### The problem
Format the lines that follow as a JSON list of strings, one string per line and no entries for blank lines.
==========
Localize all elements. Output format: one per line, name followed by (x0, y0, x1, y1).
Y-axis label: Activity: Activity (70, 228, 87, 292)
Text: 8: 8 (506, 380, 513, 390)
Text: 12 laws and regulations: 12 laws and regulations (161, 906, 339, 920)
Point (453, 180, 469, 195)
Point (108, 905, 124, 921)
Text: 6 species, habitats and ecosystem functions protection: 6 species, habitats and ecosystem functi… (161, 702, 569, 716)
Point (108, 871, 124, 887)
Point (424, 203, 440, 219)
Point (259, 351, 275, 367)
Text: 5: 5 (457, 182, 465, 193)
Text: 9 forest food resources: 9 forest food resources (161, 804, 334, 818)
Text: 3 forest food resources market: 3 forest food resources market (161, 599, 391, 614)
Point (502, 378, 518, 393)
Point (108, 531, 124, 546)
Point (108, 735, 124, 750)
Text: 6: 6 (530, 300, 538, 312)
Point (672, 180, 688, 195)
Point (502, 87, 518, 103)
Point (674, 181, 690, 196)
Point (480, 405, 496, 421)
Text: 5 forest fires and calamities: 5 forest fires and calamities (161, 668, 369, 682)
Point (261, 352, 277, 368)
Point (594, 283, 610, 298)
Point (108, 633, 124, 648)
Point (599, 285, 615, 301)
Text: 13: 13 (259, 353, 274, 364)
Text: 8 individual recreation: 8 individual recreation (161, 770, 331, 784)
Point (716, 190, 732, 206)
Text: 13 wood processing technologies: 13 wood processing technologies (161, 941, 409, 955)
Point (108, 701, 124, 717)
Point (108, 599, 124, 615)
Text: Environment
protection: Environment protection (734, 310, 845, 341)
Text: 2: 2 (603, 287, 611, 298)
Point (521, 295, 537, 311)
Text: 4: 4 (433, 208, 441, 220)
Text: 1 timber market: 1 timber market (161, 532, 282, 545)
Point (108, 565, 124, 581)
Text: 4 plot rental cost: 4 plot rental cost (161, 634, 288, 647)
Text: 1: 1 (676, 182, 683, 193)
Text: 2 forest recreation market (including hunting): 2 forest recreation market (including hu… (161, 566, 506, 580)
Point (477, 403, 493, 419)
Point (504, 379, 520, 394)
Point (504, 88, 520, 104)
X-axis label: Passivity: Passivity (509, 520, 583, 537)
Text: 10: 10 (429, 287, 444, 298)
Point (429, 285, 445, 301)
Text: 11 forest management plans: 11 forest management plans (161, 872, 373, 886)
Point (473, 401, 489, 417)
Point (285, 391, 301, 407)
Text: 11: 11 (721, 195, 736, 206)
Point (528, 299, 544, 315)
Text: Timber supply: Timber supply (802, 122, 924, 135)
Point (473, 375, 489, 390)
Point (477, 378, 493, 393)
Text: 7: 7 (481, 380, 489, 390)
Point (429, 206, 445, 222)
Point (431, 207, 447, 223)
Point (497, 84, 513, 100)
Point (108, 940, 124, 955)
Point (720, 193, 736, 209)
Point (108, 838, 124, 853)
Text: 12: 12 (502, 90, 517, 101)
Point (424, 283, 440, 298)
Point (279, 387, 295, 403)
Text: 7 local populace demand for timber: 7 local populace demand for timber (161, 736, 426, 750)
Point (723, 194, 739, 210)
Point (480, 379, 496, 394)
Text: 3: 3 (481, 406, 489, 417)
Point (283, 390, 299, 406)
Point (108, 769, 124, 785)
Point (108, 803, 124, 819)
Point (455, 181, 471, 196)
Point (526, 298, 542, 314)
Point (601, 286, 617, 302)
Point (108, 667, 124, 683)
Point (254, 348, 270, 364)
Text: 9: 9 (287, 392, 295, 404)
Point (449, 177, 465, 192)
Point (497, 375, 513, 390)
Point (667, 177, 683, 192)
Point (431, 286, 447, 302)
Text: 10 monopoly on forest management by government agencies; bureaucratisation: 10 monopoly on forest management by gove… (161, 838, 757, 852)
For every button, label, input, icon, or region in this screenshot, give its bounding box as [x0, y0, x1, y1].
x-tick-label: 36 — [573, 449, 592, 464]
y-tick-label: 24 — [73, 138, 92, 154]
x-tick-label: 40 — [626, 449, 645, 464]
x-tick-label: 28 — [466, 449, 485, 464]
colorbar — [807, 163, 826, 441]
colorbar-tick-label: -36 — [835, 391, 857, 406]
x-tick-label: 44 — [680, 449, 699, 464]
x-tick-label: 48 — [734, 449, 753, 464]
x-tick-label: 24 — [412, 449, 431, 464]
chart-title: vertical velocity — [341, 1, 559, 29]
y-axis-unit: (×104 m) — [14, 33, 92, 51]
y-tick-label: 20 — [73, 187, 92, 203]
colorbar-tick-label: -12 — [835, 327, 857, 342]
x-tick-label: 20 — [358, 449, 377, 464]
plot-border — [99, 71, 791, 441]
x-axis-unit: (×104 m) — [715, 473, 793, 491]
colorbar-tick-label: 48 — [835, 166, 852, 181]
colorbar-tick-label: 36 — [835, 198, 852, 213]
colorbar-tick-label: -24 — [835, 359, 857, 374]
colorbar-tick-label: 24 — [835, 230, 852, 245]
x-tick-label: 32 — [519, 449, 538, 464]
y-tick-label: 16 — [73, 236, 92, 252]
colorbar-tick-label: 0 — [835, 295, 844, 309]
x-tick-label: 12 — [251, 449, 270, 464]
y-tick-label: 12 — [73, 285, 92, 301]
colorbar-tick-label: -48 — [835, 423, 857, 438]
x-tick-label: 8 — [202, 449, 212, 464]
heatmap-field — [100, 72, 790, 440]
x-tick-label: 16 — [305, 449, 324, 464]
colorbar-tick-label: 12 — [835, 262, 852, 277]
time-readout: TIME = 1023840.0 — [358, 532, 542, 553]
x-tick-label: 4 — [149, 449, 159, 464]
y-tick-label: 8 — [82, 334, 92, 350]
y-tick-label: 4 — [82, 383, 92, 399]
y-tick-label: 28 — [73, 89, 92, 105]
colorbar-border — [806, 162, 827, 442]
==========
### Right answer
[
  "Localize all elements. Output format: one per line, name followed by (x0, y0, x1, y1).",
  "Y-axis label: Activity: Activity (70, 228, 87, 292)",
  "Text: 8: 8 (506, 380, 513, 390)",
  "Text: 12 laws and regulations: 12 laws and regulations (161, 906, 339, 920)",
  "Point (453, 180, 469, 195)",
  "Point (108, 905, 124, 921)",
  "Text: 6 species, habitats and ecosystem functions protection: 6 species, habitats and ecosystem functi… (161, 702, 569, 716)",
  "Point (108, 871, 124, 887)",
  "Point (424, 203, 440, 219)",
  "Point (259, 351, 275, 367)",
  "Text: 5: 5 (457, 182, 465, 193)",
  "Text: 9 forest food resources: 9 forest food resources (161, 804, 334, 818)",
  "Text: 3 forest food resources market: 3 forest food resources market (161, 599, 391, 614)",
  "Point (502, 378, 518, 393)",
  "Point (108, 531, 124, 546)",
  "Point (108, 735, 124, 750)",
  "Text: 6: 6 (530, 300, 538, 312)",
  "Point (672, 180, 688, 195)",
  "Point (502, 87, 518, 103)",
  "Point (674, 181, 690, 196)",
  "Point (480, 405, 496, 421)",
  "Text: 5 forest fires and calamities: 5 forest fires and calamities (161, 668, 369, 682)",
  "Point (261, 352, 277, 368)",
  "Point (594, 283, 610, 298)",
  "Point (108, 633, 124, 648)",
  "Point (599, 285, 615, 301)",
  "Text: 13: 13 (259, 353, 274, 364)",
  "Text: 8 individual recreation: 8 individual recreation (161, 770, 331, 784)",
  "Point (716, 190, 732, 206)",
  "Text: 13 wood processing technologies: 13 wood processing technologies (161, 941, 409, 955)",
  "Point (108, 701, 124, 717)",
  "Point (108, 599, 124, 615)",
  "Text: Environment",
  "protection: Environment protection (734, 310, 845, 341)",
  "Text: 2: 2 (603, 287, 611, 298)",
  "Point (521, 295, 537, 311)",
  "Text: 4: 4 (433, 208, 441, 220)",
  "Text: 1 timber market: 1 timber market (161, 532, 282, 545)",
  "Point (108, 565, 124, 581)",
  "Text: 4 plot rental cost: 4 plot rental cost (161, 634, 288, 647)",
  "Text: 1: 1 (676, 182, 683, 193)",
  "Text: 2 forest recreation market (including hunting): 2 forest recreation market (including hu… (161, 566, 506, 580)",
  "Point (477, 403, 493, 419)",
  "Point (504, 379, 520, 394)",
  "Point (504, 88, 520, 104)",
  "X-axis label: Passivity: Passivity (509, 520, 583, 537)",
  "Text: 10: 10 (429, 287, 444, 298)",
  "Point (429, 285, 445, 301)",
  "Text: 11 forest management plans: 11 forest management plans (161, 872, 373, 886)",
  "Point (473, 401, 489, 417)",
  "Point (285, 391, 301, 407)",
  "Text: 11: 11 (721, 195, 736, 206)",
  "Point (528, 299, 544, 315)",
  "Text: Timber supply: Timber supply (802, 122, 924, 135)",
  "Point (473, 375, 489, 390)",
  "Point (477, 378, 493, 393)",
  "Text: 7: 7 (481, 380, 489, 390)",
  "Point (429, 206, 445, 222)",
  "Point (431, 207, 447, 223)",
  "Point (497, 84, 513, 100)",
  "Point (108, 940, 124, 955)",
  "Point (720, 193, 736, 209)",
  "Point (108, 838, 124, 853)",
  "Text: 12: 12 (502, 90, 517, 101)",
  "Point (424, 283, 440, 298)",
  "Point (279, 387, 295, 403)",
  "Text: 7 local populace demand for timber: 7 local populace demand for timber (161, 736, 426, 750)",
  "Point (723, 194, 739, 210)",
  "Point (480, 379, 496, 394)",
  "Text: 3: 3 (481, 406, 489, 417)",
  "Point (283, 390, 299, 406)",
  "Point (108, 769, 124, 785)",
  "Point (108, 803, 124, 819)",
  "Point (455, 181, 471, 196)",
  "Point (526, 298, 542, 314)",
  "Point (601, 286, 617, 302)",
  "Point (108, 667, 124, 683)",
  "Point (254, 348, 270, 364)",
  "Text: 9: 9 (287, 392, 295, 404)",
  "Point (449, 177, 465, 192)",
  "Point (497, 375, 513, 390)",
  "Point (667, 177, 683, 192)",
  "Point (431, 286, 447, 302)",
  "Text: 10 monopoly on forest management by government agencies; bureaucratisation: 10 monopoly on forest management by gove… (161, 838, 757, 852)",
  "For every button, label, input, icon, or region in this screenshot, give its bounding box as [x0, y0, x1, y1].",
  "x-tick-label: 36 — [573, 449, 592, 464]",
  "y-tick-label: 24 — [73, 138, 92, 154]",
  "x-tick-label: 40 — [626, 449, 645, 464]",
  "x-tick-label: 28 — [466, 449, 485, 464]",
  "colorbar — [807, 163, 826, 441]",
  "colorbar-tick-label: -36 — [835, 391, 857, 406]",
  "x-tick-label: 44 — [680, 449, 699, 464]",
  "x-tick-label: 48 — [734, 449, 753, 464]",
  "x-tick-label: 24 — [412, 449, 431, 464]",
  "chart-title: vertical velocity — [341, 1, 559, 29]",
  "y-axis-unit: (×104 m) — [14, 33, 92, 51]",
  "y-tick-label: 20 — [73, 187, 92, 203]",
  "colorbar-tick-label: -12 — [835, 327, 857, 342]",
  "x-tick-label: 20 — [358, 449, 377, 464]",
  "plot-border — [99, 71, 791, 441]",
  "x-axis-unit: (×104 m) — [715, 473, 793, 491]",
  "colorbar-tick-label: 48 — [835, 166, 852, 181]",
  "colorbar-tick-label: 36 — [835, 198, 852, 213]",
  "colorbar-tick-label: -24 — [835, 359, 857, 374]",
  "colorbar-tick-label: 24 — [835, 230, 852, 245]",
  "x-tick-label: 32 — [519, 449, 538, 464]",
  "y-tick-label: 16 — [73, 236, 92, 252]",
  "colorbar-tick-label: 0 — [835, 295, 844, 309]",
  "x-tick-label: 12 — [251, 449, 270, 464]",
  "y-tick-label: 12 — [73, 285, 92, 301]",
  "colorbar-tick-label: -48 — [835, 423, 857, 438]",
  "x-tick-label: 8 — [202, 449, 212, 464]",
  "heatmap-field — [100, 72, 790, 440]",
  "x-tick-label: 16 — [305, 449, 324, 464]",
  "colorbar-tick-label: 12 — [835, 262, 852, 277]",
  "time-readout: TIME = 1023840.0 — [358, 532, 542, 553]",
  "x-tick-label: 4 — [149, 449, 159, 464]",
  "y-tick-label: 8 — [82, 334, 92, 350]",
  "y-tick-label: 4 — [82, 383, 92, 399]",
  "y-tick-label: 28 — [73, 89, 92, 105]",
  "colorbar-border — [806, 162, 827, 442]"
]